Aim: Drop the images; return everything else in the listing below exactly.

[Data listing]

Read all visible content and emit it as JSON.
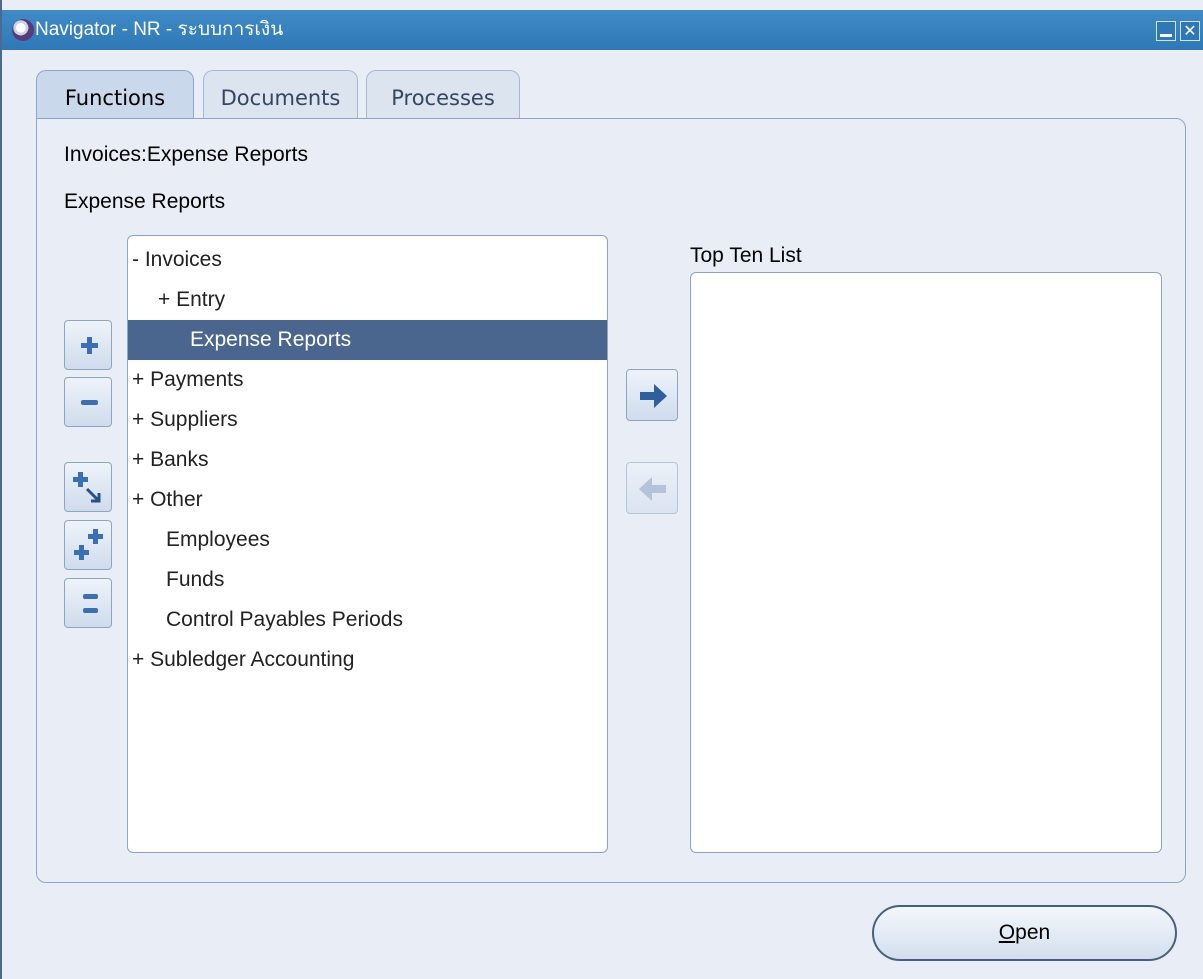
{
  "window": {
    "title": "Navigator - NR - ระบบการเงิน",
    "minimize_label": "",
    "close_label": "✕"
  },
  "tabs": [
    {
      "label": "Functions",
      "active": true
    },
    {
      "label": "Documents",
      "active": false
    },
    {
      "label": "Processes",
      "active": false
    }
  ],
  "path_label": "Invoices:Expense Reports",
  "current_label": "Expense Reports",
  "top_ten_label": "Top Ten List",
  "tree": [
    {
      "text": "- Invoices",
      "indent": 0
    },
    {
      "text": "+ Entry",
      "indent": 1
    },
    {
      "text": "Expense Reports",
      "indent": 2,
      "selected": true
    },
    {
      "text": "+ Payments",
      "indent": 0
    },
    {
      "text": "+ Suppliers",
      "indent": 0
    },
    {
      "text": "+ Banks",
      "indent": 0
    },
    {
      "text": "+ Other",
      "indent": 0
    },
    {
      "text": "Employees",
      "indent": 0
    },
    {
      "text": "Funds",
      "indent": 0
    },
    {
      "text": "Control Payables Periods",
      "indent": 0
    },
    {
      "text": "+ Subledger Accounting",
      "indent": 0
    }
  ],
  "buttons": {
    "open_label_mnemonic": "O",
    "open_label_rest": "pen"
  },
  "icons": {
    "expand": "plus-icon",
    "collapse": "minus-icon",
    "expand_branch": "plus-arrow-icon",
    "expand_all": "double-plus-icon",
    "collapse_all": "double-minus-icon",
    "add_to_list": "right-arrow-icon",
    "remove_from_list": "left-arrow-icon"
  },
  "colors": {
    "titlebar": "#2f78b6",
    "selection": "#4a658e",
    "panel": "#e9eef6"
  }
}
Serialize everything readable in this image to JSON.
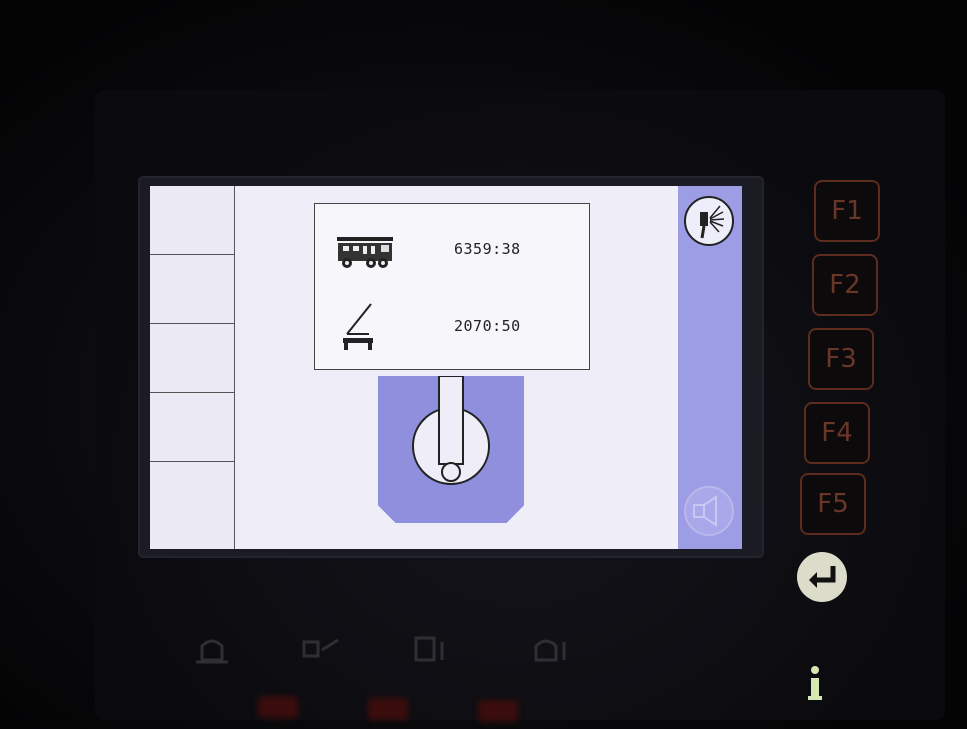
{
  "screen": {
    "readouts": [
      {
        "icon": "fire-truck-icon",
        "value": "6359:38"
      },
      {
        "icon": "aerial-ladder-icon",
        "value": "2070:50"
      }
    ],
    "right_icons": [
      "water-nozzle-icon",
      "horn-icon"
    ],
    "joystick": "joystick-icon"
  },
  "keys": {
    "f1": "F1",
    "f2": "F2",
    "f3": "F3",
    "f4": "F4",
    "f5": "F5"
  },
  "colors": {
    "screen_bg": "#efeef8",
    "accent": "#9d9de6",
    "key_border": "#5c2c1e"
  }
}
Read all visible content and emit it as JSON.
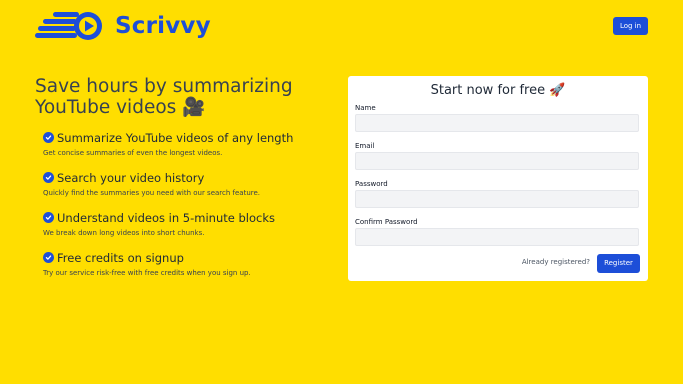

Answer to this problem:
Read all visible content and emit it as JSON.
{
  "window": {
    "title": "Navigator - NR - ระบบการเงิน",
    "minimize_label": "",
    "close_label": "✕"
  },
  "tabs": [
    {
      "label": "Functions",
      "active": true
    },
    {
      "label": "Documents",
      "active": false
    },
    {
      "label": "Processes",
      "active": false
    }
  ],
  "path_label": "Invoices:Expense Reports",
  "current_label": "Expense Reports",
  "top_ten_label": "Top Ten List",
  "tree": [
    {
      "text": "- Invoices",
      "indent": 0
    },
    {
      "text": "+ Entry",
      "indent": 1
    },
    {
      "text": "Expense Reports",
      "indent": 2,
      "selected": true
    },
    {
      "text": "+ Payments",
      "indent": 0
    },
    {
      "text": "+ Suppliers",
      "indent": 0
    },
    {
      "text": "+ Banks",
      "indent": 0
    },
    {
      "text": "+ Other",
      "indent": 0
    },
    {
      "text": "Employees",
      "indent": 0
    },
    {
      "text": "Funds",
      "indent": 0
    },
    {
      "text": "Control Payables Periods",
      "indent": 0
    },
    {
      "text": "+ Subledger Accounting",
      "indent": 0
    }
  ],
  "buttons": {
    "open_label_mnemonic": "O",
    "open_label_rest": "pen"
  },
  "icons": {
    "expand": "plus-icon",
    "collapse": "minus-icon",
    "expand_branch": "plus-arrow-icon",
    "expand_all": "double-plus-icon",
    "collapse_all": "double-minus-icon",
    "add_to_list": "right-arrow-icon",
    "remove_from_list": "left-arrow-icon"
  },
  "colors": {
    "titlebar": "#2f78b6",
    "selection": "#4a658e",
    "panel": "#e9eef6"
  }
}
Serialize everything readable in this image to JSON.
{
  "screen": {
    "readouts": [
      {
        "icon": "fire-truck-icon",
        "value": "6359:38"
      },
      {
        "icon": "aerial-ladder-icon",
        "value": "2070:50"
      }
    ],
    "right_icons": [
      "water-nozzle-icon",
      "horn-icon"
    ],
    "joystick": "joystick-icon"
  },
  "keys": {
    "f1": "F1",
    "f2": "F2",
    "f3": "F3",
    "f4": "F4",
    "f5": "F5"
  },
  "colors": {
    "screen_bg": "#efeef8",
    "accent": "#9d9de6",
    "key_border": "#5c2c1e"
  }
}
Read all visible content and emit it as JSON.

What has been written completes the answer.